** START OF ENTRIES SUPPLIED **

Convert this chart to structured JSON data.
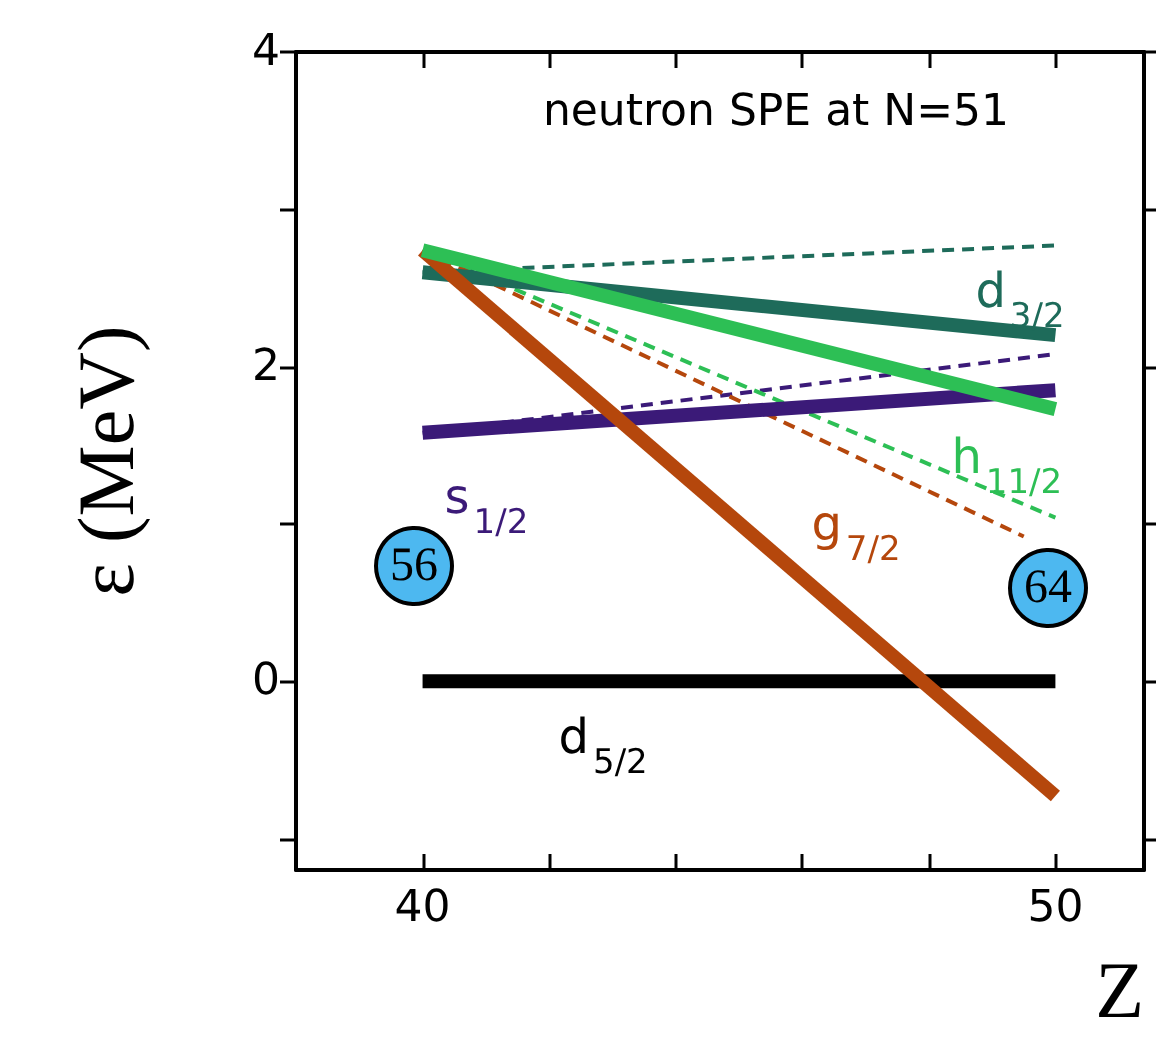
{
  "chart_data": {
    "type": "line",
    "title": "neutron SPE at N=51",
    "xlabel": "Z",
    "ylabel": "ε (MeV)",
    "xlim": [
      38,
      51.4
    ],
    "xticks": [
      40,
      {
        "value": 42,
        "label": null
      },
      {
        "value": 44,
        "label": null
      },
      {
        "value": 46,
        "label": null
      },
      {
        "value": 48,
        "label": null
      },
      50
    ],
    "ylim": [
      -1.2,
      4
    ],
    "yticks": [
      {
        "value": -1,
        "label": null
      },
      0,
      {
        "value": 1,
        "label": null
      },
      2,
      {
        "value": 3,
        "label": null
      },
      4
    ],
    "grid": false,
    "legend": false,
    "marker": "none",
    "series": [
      {
        "name": "d$_{5/2}$",
        "color": "#000000",
        "line_style": "solid",
        "x": [
          40,
          50
        ],
        "values": [
          0,
          0
        ]
      },
      {
        "color": "#1e6b5a",
        "line_style": "dashed",
        "x": [
          40,
          50
        ],
        "values": [
          2.6,
          2.77
        ]
      },
      {
        "color": "#3b1a78",
        "line_style": "dashed",
        "x": [
          40,
          50
        ],
        "values": [
          1.58,
          2.08
        ]
      },
      {
        "color": "#2dbf55",
        "line_style": "dashed",
        "x": [
          40,
          50
        ],
        "values": [
          2.74,
          1.04
        ]
      },
      {
        "color": "#b5470c",
        "line_style": "dashed",
        "x": [
          40,
          49.5
        ],
        "values": [
          2.74,
          0.92
        ]
      },
      {
        "name": "d$_{3/2}$",
        "color": "#1e6b5a",
        "line_style": "solid",
        "x": [
          40,
          50
        ],
        "values": [
          2.6,
          2.2
        ]
      },
      {
        "name": "s$_{1/2}$",
        "color": "#3b1a78",
        "line_style": "solid",
        "x": [
          40,
          50
        ],
        "values": [
          1.58,
          1.85
        ]
      },
      {
        "name": "g$_{7/2}$",
        "color": "#b5470c",
        "line_style": "solid",
        "x": [
          40,
          50
        ],
        "values": [
          2.74,
          -0.73
        ]
      },
      {
        "name": "h$_{11/2}$",
        "color": "#2dbf55",
        "line_style": "solid",
        "x": [
          40,
          50
        ],
        "values": [
          2.74,
          1.73
        ]
      }
    ],
    "annotations": [
      "56",
      "64"
    ]
  }
}
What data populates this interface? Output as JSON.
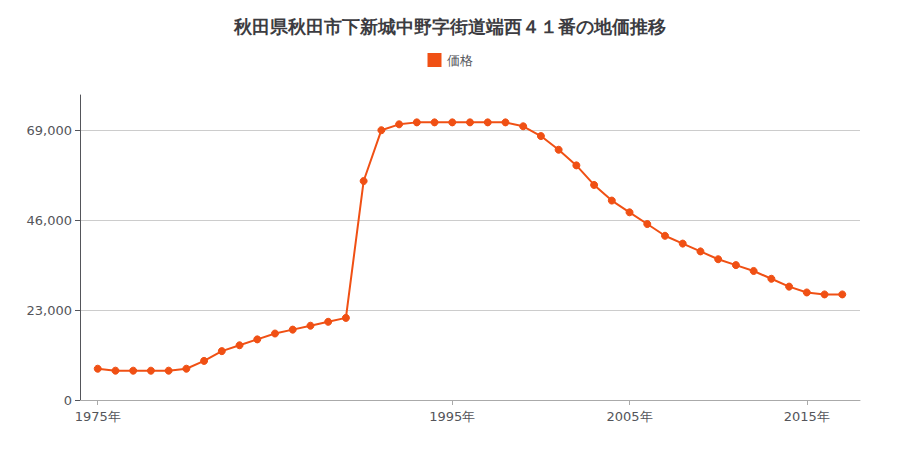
{
  "chart_data": {
    "type": "line",
    "title": "秋田県秋田市下新城中野字街道端西４１番の地価推移",
    "x": [
      1975,
      1976,
      1977,
      1978,
      1979,
      1980,
      1981,
      1982,
      1983,
      1984,
      1985,
      1986,
      1987,
      1988,
      1989,
      1990,
      1991,
      1992,
      1993,
      1994,
      1995,
      1996,
      1997,
      1998,
      1999,
      2000,
      2001,
      2002,
      2003,
      2004,
      2005,
      2006,
      2007,
      2008,
      2009,
      2010,
      2011,
      2012,
      2013,
      2014,
      2015,
      2016,
      2017
    ],
    "series": [
      {
        "name": "価格",
        "color": "#f05014",
        "marker": "circle",
        "values": [
          8000,
          7500,
          7500,
          7500,
          7500,
          8000,
          10000,
          12500,
          14000,
          15500,
          17000,
          18000,
          19000,
          20000,
          21000,
          56000,
          69000,
          70500,
          71000,
          71000,
          71000,
          71000,
          71000,
          71000,
          70000,
          67500,
          64000,
          60000,
          55000,
          51000,
          48000,
          45000,
          42000,
          40000,
          38000,
          36000,
          34500,
          33000,
          31000,
          29000,
          27500,
          27000,
          27000
        ]
      }
    ],
    "xlim": [
      1974,
      2018
    ],
    "xticks": [
      {
        "value": 1975,
        "label": "1975年"
      },
      {
        "value": 1995,
        "label": "1995年"
      },
      {
        "value": 2005,
        "label": "2005年"
      },
      {
        "value": 2015,
        "label": "2015年"
      }
    ],
    "ylim": [
      0,
      78000
    ],
    "yticks": [
      0,
      {
        "value": 23000,
        "label": "23,000"
      },
      {
        "value": 46000,
        "label": "46,000"
      },
      {
        "value": 69000,
        "label": "69,000"
      }
    ],
    "grid": true,
    "legend": "top"
  }
}
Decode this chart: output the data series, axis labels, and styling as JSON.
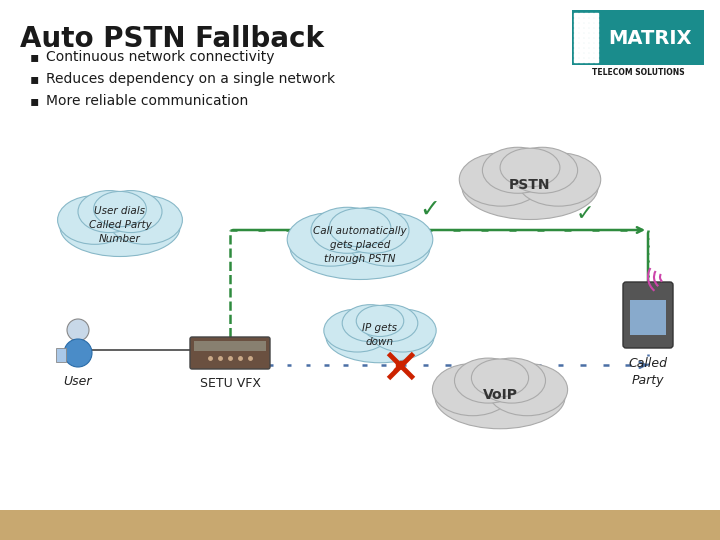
{
  "title": "Auto PSTN Fallback",
  "bullets": [
    "Continuous network connectivity",
    "Reduces dependency on a single network",
    "More reliable communication"
  ],
  "bg_color": "#ffffff",
  "title_color": "#1a1a1a",
  "bullet_color": "#1a1a1a",
  "bottom_bar_color": "#c8a870",
  "green": "#2e8b3e",
  "blue": "#4a6fa5",
  "red": "#cc2200",
  "pstn_label": "PSTN",
  "voip_label": "VoIP",
  "setu_label": "SETU VFX",
  "user_label": "User",
  "called_party_label": "Called\nParty",
  "user_dials_text": "User dials\nCalled Party\nNumber",
  "call_auto_text": "Call automatically\ngets placed\nthrough PSTN",
  "ip_down_text": "IP gets\ndown",
  "matrix_teal": "#1a8c8c",
  "matrix_dark": "#1a1a1a"
}
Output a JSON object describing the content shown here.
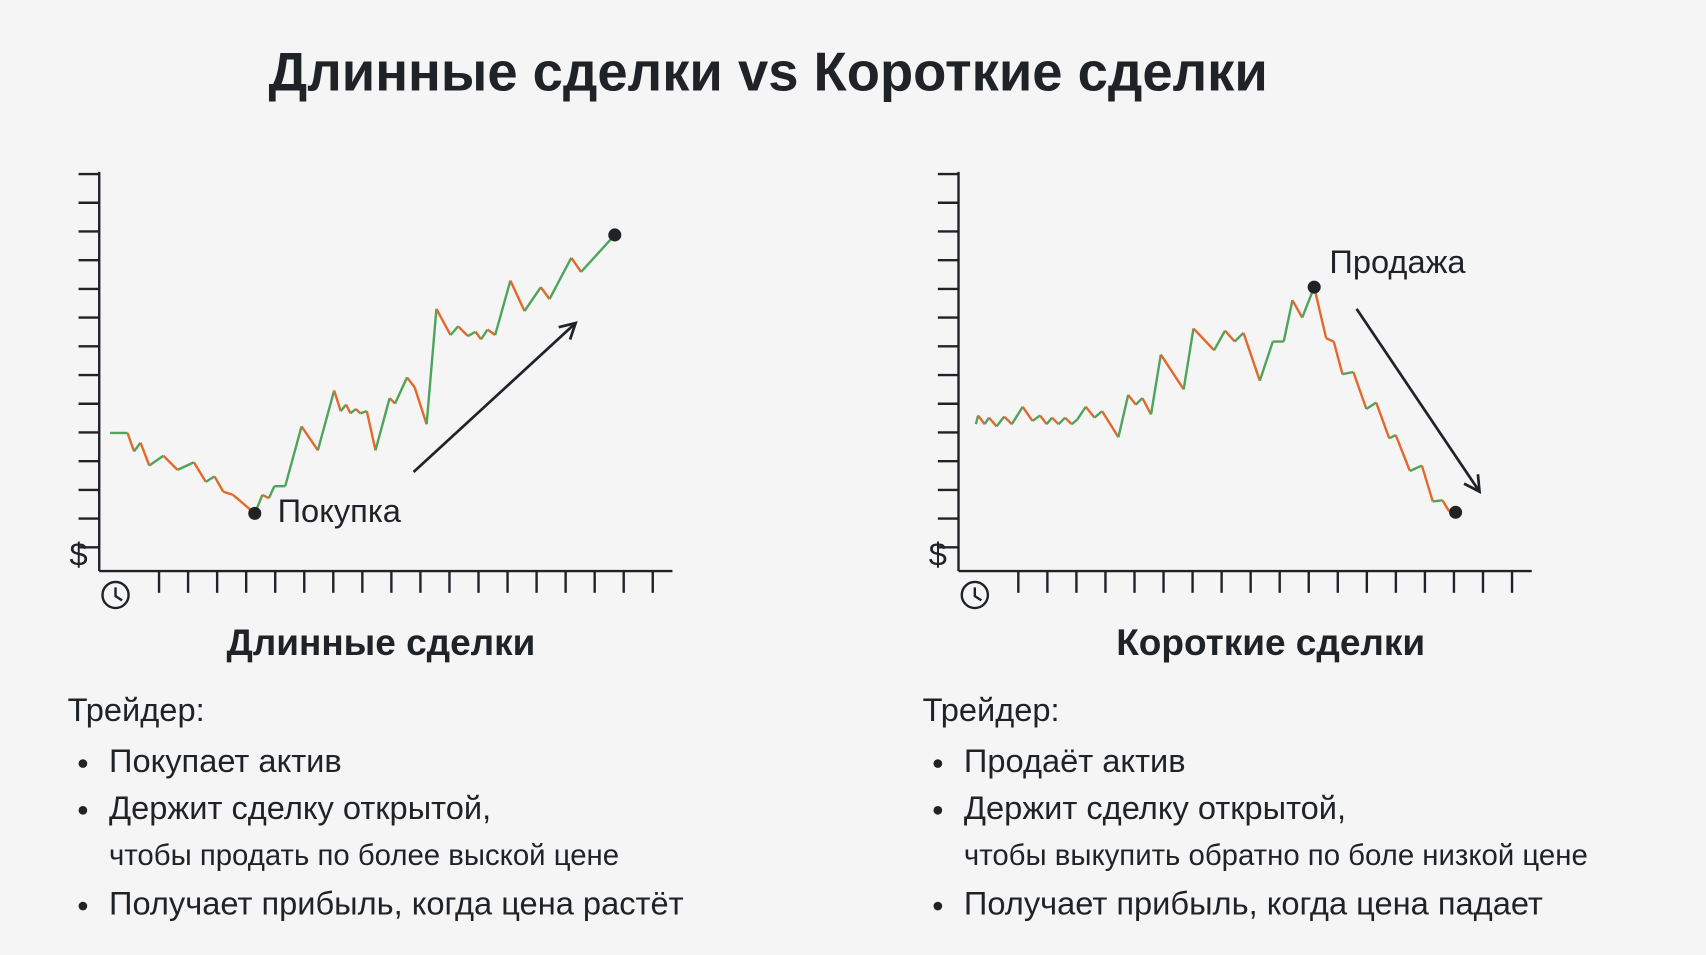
{
  "title": "Длинные сделки vs Короткие сделки",
  "panels": [
    {
      "currency": "$",
      "marker_label": "Покупка",
      "heading": "Длинные сделки",
      "lead": "Трейдер:",
      "bullets": [
        [
          "Покупает актив"
        ],
        [
          "Держит сделку открытой,",
          "чтобы продать по более выской цене"
        ],
        [
          "Получает прибыль, когда цена растёт"
        ]
      ]
    },
    {
      "currency": "$",
      "marker_label": "Продажа",
      "heading": "Короткие сделки",
      "lead": "Трейдер:",
      "bullets": [
        [
          "Продаёт актив"
        ],
        [
          "Держит сделку открытой,",
          "чтобы выкупить обратно по боле низкой цене"
        ],
        [
          "Получает прибыль, когда цена падает"
        ]
      ]
    }
  ]
}
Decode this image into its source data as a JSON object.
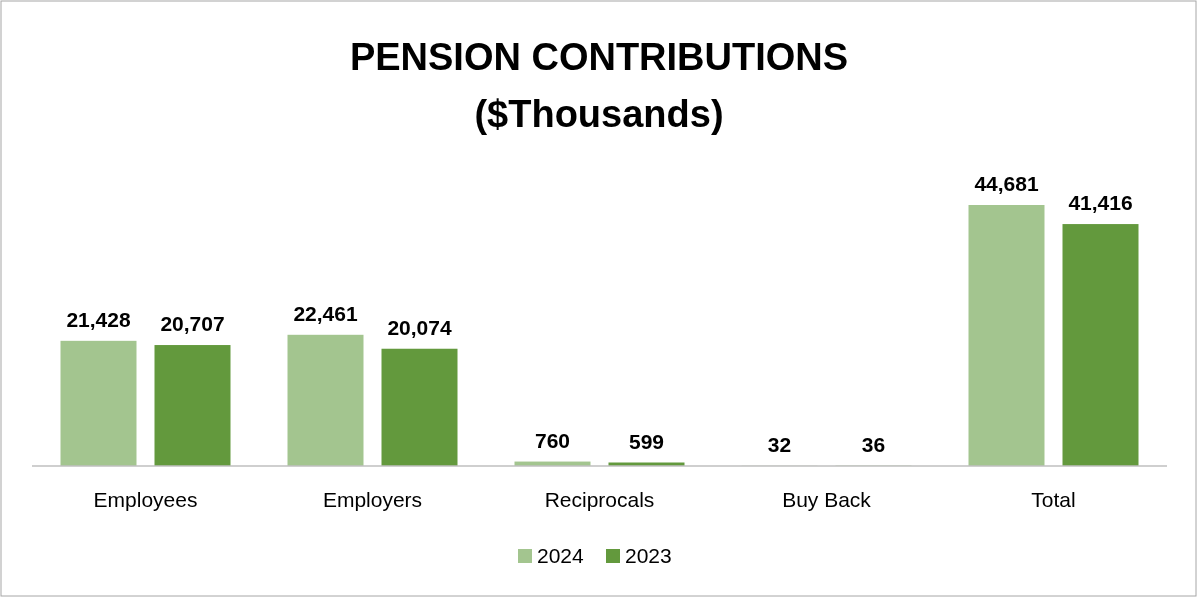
{
  "chart_data": {
    "type": "bar",
    "title": "PENSION CONTRIBUTIONS",
    "subtitle": "($Thousands)",
    "categories": [
      "Employees",
      "Employers",
      "Reciprocals",
      "Buy Back",
      "Total"
    ],
    "series": [
      {
        "name": "2024",
        "color": "#a3c58f",
        "values": [
          21428,
          22461,
          760,
          32,
          44681
        ],
        "value_labels": [
          "21,428",
          "22,461",
          "760",
          "32",
          "44,681"
        ]
      },
      {
        "name": "2023",
        "color": "#63993d",
        "values": [
          20707,
          20074,
          599,
          36,
          41416
        ],
        "value_labels": [
          "20,707",
          "20,074",
          "599",
          "36",
          "41,416"
        ]
      }
    ],
    "legend": "bottom",
    "grid": false
  }
}
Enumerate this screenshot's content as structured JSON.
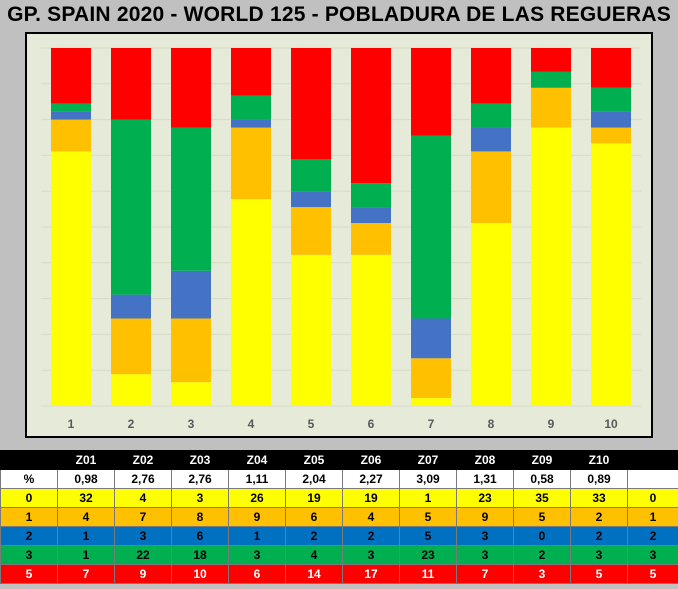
{
  "title": "GP. SPAIN 2020 - WORLD 125 - POBLADURA DE LAS REGUERAS",
  "chart_data": {
    "type": "bar",
    "stacked": true,
    "normalized_percent": true,
    "categories": [
      "1",
      "2",
      "3",
      "4",
      "5",
      "6",
      "7",
      "8",
      "9",
      "10"
    ],
    "series": [
      {
        "name": "0",
        "color": "#ffff00",
        "values": [
          32,
          4,
          3,
          26,
          19,
          19,
          1,
          23,
          35,
          33
        ]
      },
      {
        "name": "1",
        "color": "#ffc000",
        "values": [
          4,
          7,
          8,
          9,
          6,
          4,
          5,
          9,
          5,
          2
        ]
      },
      {
        "name": "2",
        "color": "#4472c4",
        "values": [
          1,
          3,
          6,
          1,
          2,
          2,
          5,
          3,
          0,
          2
        ]
      },
      {
        "name": "3",
        "color": "#00b050",
        "values": [
          1,
          22,
          18,
          3,
          4,
          3,
          23,
          3,
          2,
          3
        ]
      },
      {
        "name": "5",
        "color": "#ff0000",
        "values": [
          7,
          9,
          10,
          6,
          14,
          17,
          11,
          7,
          3,
          5
        ]
      }
    ],
    "ylim": [
      0,
      100
    ],
    "grid": true,
    "legend": "none"
  },
  "table": {
    "header": [
      "",
      "Z01",
      "Z02",
      "Z03",
      "Z04",
      "Z05",
      "Z06",
      "Z07",
      "Z08",
      "Z09",
      "Z10",
      ""
    ],
    "percent_row": [
      "%",
      "0,98",
      "2,76",
      "2,76",
      "1,11",
      "2,04",
      "2,27",
      "3,09",
      "1,31",
      "0,58",
      "0,89",
      ""
    ],
    "rows": [
      {
        "color": "#ffff00",
        "text_color": "#000000",
        "cells": [
          "0",
          "32",
          "4",
          "3",
          "26",
          "19",
          "19",
          "1",
          "23",
          "35",
          "33",
          "0"
        ]
      },
      {
        "color": "#ffc000",
        "text_color": "#000000",
        "cells": [
          "1",
          "4",
          "7",
          "8",
          "9",
          "6",
          "4",
          "5",
          "9",
          "5",
          "2",
          "1"
        ]
      },
      {
        "color": "#0070c0",
        "text_color": "#000000",
        "cells": [
          "2",
          "1",
          "3",
          "6",
          "1",
          "2",
          "2",
          "5",
          "3",
          "0",
          "2",
          "2"
        ]
      },
      {
        "color": "#00b050",
        "text_color": "#000000",
        "cells": [
          "3",
          "1",
          "22",
          "18",
          "3",
          "4",
          "3",
          "23",
          "3",
          "2",
          "3",
          "3"
        ]
      },
      {
        "color": "#ff0000",
        "text_color": "#ffffff",
        "cells": [
          "5",
          "7",
          "9",
          "10",
          "6",
          "14",
          "17",
          "11",
          "7",
          "3",
          "5",
          "5"
        ]
      }
    ]
  }
}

** END OF ENTRIES SUPPLIED **

Look through the listing above. Pick out each line with "PSTN" and copy it.

TASK RESULT
  "title": "Auto PSTN Fallback",
  "pstn_label": "PSTN",
  "call_auto_text": "Call automatically\ngets placed\nthrough PSTN",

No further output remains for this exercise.